## [The task]
Retype each record shown below, leaving every character as it is.
▬▬▬
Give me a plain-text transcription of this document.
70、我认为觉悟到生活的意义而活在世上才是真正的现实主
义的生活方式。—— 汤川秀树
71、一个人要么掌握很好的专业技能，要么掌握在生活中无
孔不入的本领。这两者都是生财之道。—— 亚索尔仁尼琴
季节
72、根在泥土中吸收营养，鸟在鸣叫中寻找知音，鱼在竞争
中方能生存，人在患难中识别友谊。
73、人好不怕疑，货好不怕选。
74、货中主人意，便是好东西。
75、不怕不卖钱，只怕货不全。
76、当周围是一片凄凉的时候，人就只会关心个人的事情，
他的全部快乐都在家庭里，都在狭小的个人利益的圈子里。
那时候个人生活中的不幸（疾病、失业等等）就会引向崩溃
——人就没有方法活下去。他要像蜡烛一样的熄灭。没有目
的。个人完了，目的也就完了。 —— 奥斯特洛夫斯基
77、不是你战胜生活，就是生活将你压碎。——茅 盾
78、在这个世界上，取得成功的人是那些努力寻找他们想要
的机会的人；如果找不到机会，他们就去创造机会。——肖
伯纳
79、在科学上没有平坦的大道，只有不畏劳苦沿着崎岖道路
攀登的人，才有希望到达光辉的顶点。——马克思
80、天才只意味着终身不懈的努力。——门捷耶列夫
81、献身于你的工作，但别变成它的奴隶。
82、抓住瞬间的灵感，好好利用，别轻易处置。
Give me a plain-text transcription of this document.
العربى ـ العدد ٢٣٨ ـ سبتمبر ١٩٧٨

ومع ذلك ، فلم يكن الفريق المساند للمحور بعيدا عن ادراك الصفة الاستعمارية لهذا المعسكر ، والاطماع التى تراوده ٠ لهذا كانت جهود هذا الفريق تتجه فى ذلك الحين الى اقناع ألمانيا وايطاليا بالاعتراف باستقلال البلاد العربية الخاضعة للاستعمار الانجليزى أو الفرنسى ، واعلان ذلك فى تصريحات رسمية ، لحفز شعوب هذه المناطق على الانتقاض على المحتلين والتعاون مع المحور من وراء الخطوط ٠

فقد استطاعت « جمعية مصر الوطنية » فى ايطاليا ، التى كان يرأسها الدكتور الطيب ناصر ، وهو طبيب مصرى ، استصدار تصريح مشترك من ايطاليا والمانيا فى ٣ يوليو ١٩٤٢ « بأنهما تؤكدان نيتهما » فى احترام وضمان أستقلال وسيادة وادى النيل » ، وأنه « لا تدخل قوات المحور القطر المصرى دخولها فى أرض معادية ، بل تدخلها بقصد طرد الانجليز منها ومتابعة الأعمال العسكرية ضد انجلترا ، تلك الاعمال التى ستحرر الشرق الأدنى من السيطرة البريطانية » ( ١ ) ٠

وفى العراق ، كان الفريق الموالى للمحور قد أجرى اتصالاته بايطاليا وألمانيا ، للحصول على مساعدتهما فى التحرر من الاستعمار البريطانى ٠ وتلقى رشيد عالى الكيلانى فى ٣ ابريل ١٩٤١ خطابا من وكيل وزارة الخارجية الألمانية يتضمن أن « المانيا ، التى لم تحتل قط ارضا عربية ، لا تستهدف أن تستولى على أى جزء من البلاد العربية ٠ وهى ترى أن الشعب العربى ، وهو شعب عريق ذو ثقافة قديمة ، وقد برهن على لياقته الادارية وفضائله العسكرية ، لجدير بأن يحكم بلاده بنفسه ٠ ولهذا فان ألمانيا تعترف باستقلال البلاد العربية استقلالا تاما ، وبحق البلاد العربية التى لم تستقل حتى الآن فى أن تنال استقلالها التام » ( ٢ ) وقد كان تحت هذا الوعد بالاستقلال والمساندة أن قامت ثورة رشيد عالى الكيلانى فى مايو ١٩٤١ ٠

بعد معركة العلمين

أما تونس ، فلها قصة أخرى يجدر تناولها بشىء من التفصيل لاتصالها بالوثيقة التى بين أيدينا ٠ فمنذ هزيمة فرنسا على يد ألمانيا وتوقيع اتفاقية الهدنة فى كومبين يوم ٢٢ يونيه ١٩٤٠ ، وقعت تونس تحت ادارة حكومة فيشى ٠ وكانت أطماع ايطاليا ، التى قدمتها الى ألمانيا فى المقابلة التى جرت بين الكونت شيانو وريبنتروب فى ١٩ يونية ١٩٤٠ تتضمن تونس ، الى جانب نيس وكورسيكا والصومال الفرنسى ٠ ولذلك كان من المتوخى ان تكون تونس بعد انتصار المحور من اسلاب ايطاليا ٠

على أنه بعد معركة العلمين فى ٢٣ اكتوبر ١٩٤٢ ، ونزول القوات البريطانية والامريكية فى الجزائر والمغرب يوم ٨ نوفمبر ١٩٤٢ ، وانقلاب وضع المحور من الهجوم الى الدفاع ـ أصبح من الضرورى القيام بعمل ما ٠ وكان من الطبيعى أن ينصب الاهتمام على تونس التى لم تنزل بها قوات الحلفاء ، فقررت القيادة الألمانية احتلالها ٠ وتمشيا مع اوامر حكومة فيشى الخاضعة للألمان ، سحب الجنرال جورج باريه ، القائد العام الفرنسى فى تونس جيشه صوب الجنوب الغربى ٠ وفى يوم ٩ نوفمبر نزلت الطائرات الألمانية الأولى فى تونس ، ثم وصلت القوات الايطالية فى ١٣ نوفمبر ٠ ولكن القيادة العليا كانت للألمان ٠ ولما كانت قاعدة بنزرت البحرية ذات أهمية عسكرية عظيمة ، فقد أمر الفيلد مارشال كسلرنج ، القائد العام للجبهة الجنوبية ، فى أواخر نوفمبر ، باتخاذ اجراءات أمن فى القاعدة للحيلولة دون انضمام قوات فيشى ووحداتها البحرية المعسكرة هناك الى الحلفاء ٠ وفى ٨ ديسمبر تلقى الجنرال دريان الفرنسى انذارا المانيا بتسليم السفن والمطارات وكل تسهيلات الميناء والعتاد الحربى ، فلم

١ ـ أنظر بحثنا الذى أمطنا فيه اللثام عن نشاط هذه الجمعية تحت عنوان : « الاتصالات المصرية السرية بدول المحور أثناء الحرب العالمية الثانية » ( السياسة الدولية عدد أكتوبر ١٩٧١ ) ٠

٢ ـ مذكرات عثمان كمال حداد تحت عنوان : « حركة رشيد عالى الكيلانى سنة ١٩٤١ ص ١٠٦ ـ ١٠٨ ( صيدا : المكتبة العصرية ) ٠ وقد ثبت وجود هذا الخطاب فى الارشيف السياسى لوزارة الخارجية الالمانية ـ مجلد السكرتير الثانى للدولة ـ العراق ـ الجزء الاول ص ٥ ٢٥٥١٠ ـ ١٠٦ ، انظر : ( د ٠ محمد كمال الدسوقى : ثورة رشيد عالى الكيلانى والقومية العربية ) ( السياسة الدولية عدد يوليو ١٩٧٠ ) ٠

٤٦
▬▬▬
## [Result below]
Give me a plain-text transcription of this document.
70、我认为觉悟到生活的意义而活在世上才是真正的现实主
义的生活方式。—— 汤川秀树
71、一个人要么掌握很好的专业技能，要么掌握在生活中无
孔不入的本领。这两者都是生财之道。—— 亚索尔仁尼琴
季节
72、根在泥土中吸收营养，鸟在鸣叫中寻找知音，鱼在竞争
中方能生存，人在患难中识别友谊。
73、人好不怕疑，货好不怕选。
74、货中主人意，便是好东西。
75、不怕不卖钱，只怕货不全。
76、当周围是一片凄凉的时候，人就只会关心个人的事情，
他的全部快乐都在家庭里，都在狭小的个人利益的圈子里。
那时候个人生活中的不幸（疾病、失业等等）就会引向崩溃
——人就没有方法活下去。他要像蜡烛一样的熄灭。没有目
的。个人完了，目的也就完了。 —— 奥斯特洛夫斯基
77、不是你战胜生活，就是生活将你压碎。——茅 盾
78、在这个世界上，取得成功的人是那些努力寻找他们想要
的机会的人；如果找不到机会，他们就去创造机会。——肖
伯纳
79、在科学上没有平坦的大道，只有不畏劳苦沿着崎岖道路
攀登的人，才有希望到达光辉的顶点。——马克思
80、天才只意味着终身不懈的努力。——门捷耶列夫
81、献身于你的工作，但别变成它的奴隶。
82、抓住瞬间的灵感，好好利用，别轻易处置。
Give me a plain-text transcription of this document.
العربى ـ العدد ٢٣٨ ـ سبتمبر ١٩٧٨

ومع ذلك ، فلم يكن الفريق المساند للمحور بعيدا عن ادراك الصفة الاستعمارية لهذا المعسكر ، والاطماع التى تراوده ٠ لهذا كانت جهود هذا الفريق تتجه فى ذلك الحين الى اقناع ألمانيا وايطاليا بالاعتراف باستقلال البلاد العربية الخاضعة للاستعمار الانجليزى أو الفرنسى ، واعلان ذلك فى تصريحات رسمية ، لحفز شعوب هذه المناطق على الانتقاض على المحتلين والتعاون مع المحور من وراء الخطوط ٠

فقد استطاعت « جمعية مصر الوطنية » فى ايطاليا ، التى كان يرأسها الدكتور الطيب ناصر ، وهو طبيب مصرى ، استصدار تصريح مشترك من ايطاليا والمانيا فى ٣ يوليو ١٩٤٢ « بأنهما تؤكدان نيتهما » فى احترام وضمان أستقلال وسيادة وادى النيل » ، وأنه « لا تدخل قوات المحور القطر المصرى دخولها فى أرض معادية ، بل تدخلها بقصد طرد الانجليز منها ومتابعة الأعمال العسكرية ضد انجلترا ، تلك الاعمال التى ستحرر الشرق الأدنى من السيطرة البريطانية » ( ١ ) ٠

وفى العراق ، كان الفريق الموالى للمحور قد أجرى اتصالاته بايطاليا وألمانيا ، للحصول على مساعدتهما فى التحرر من الاستعمار البريطانى ٠ وتلقى رشيد عالى الكيلانى فى ٣ ابريل ١٩٤١ خطابا من وكيل وزارة الخارجية الألمانية يتضمن أن « المانيا ، التى لم تحتل قط ارضا عربية ، لا تستهدف أن تستولى على أى جزء من البلاد العربية ٠ وهى ترى أن الشعب العربى ، وهو شعب عريق ذو ثقافة قديمة ، وقد برهن على لياقته الادارية وفضائله العسكرية ، لجدير بأن يحكم بلاده بنفسه ٠ ولهذا فان ألمانيا تعترف باستقلال البلاد العربية استقلالا تاما ، وبحق البلاد العربية التى لم تستقل حتى الآن فى أن تنال استقلالها التام » ( ٢ ) وقد كان تحت هذا الوعد بالاستقلال والمساندة أن قامت ثورة رشيد عالى الكيلانى فى مايو ١٩٤١ ٠

بعد معركة العلمين

أما تونس ، فلها قصة أخرى يجدر تناولها بشىء من التفصيل لاتصالها بالوثيقة التى بين أيدينا ٠ فمنذ هزيمة فرنسا على يد ألمانيا وتوقيع اتفاقية الهدنة فى كومبين يوم ٢٢ يونيه ١٩٤٠ ، وقعت تونس تحت ادارة حكومة فيشى ٠ وكانت أطماع ايطاليا ، التى قدمتها الى ألمانيا فى المقابلة التى جرت بين الكونت شيانو وريبنتروب فى ١٩ يونية ١٩٤٠ تتضمن تونس ، الى جانب نيس وكورسيكا والصومال الفرنسى ٠ ولذلك كان من المتوخى ان تكون تونس بعد انتصار المحور من اسلاب ايطاليا ٠

على أنه بعد معركة العلمين فى ٢٣ اكتوبر ١٩٤٢ ، ونزول القوات البريطانية والامريكية فى الجزائر والمغرب يوم ٨ نوفمبر ١٩٤٢ ، وانقلاب وضع المحور من الهجوم الى الدفاع ـ أصبح من الضرورى القيام بعمل ما ٠ وكان من الطبيعى أن ينصب الاهتمام على تونس التى لم تنزل بها قوات الحلفاء ، فقررت القيادة الألمانية احتلالها ٠ وتمشيا مع اوامر حكومة فيشى الخاضعة للألمان ، سحب الجنرال جورج باريه ، القائد العام الفرنسى فى تونس جيشه صوب الجنوب الغربى ٠ وفى يوم ٩ نوفمبر نزلت الطائرات الألمانية الأولى فى تونس ، ثم وصلت القوات الايطالية فى ١٣ نوفمبر ٠ ولكن القيادة العليا كانت للألمان ٠ ولما كانت قاعدة بنزرت البحرية ذات أهمية عسكرية عظيمة ، فقد أمر الفيلد مارشال كسلرنج ، القائد العام للجبهة الجنوبية ، فى أواخر نوفمبر ، باتخاذ اجراءات أمن فى القاعدة للحيلولة دون انضمام قوات فيشى ووحداتها البحرية المعسكرة هناك الى الحلفاء ٠ وفى ٨ ديسمبر تلقى الجنرال دريان الفرنسى انذارا المانيا بتسليم السفن والمطارات وكل تسهيلات الميناء والعتاد الحربى ، فلم

١ ـ أنظر بحثنا الذى أمطنا فيه اللثام عن نشاط هذه الجمعية تحت عنوان : « الاتصالات المصرية السرية بدول المحور أثناء الحرب العالمية الثانية » ( السياسة الدولية عدد أكتوبر ١٩٧١ ) ٠

٢ ـ مذكرات عثمان كمال حداد تحت عنوان : « حركة رشيد عالى الكيلانى سنة ١٩٤١ ص ١٠٦ ـ ١٠٨ ( صيدا : المكتبة العصرية ) ٠ وقد ثبت وجود هذا الخطاب فى الارشيف السياسى لوزارة الخارجية الالمانية ـ مجلد السكرتير الثانى للدولة ـ العراق ـ الجزء الاول ص ٥ ٢٥٥١٠ ـ ١٠٦ ، انظر : ( د ٠ محمد كمال الدسوقى : ثورة رشيد عالى الكيلانى والقومية العربية ) ( السياسة الدولية عدد يوليو ١٩٧٠ ) ٠

٤٦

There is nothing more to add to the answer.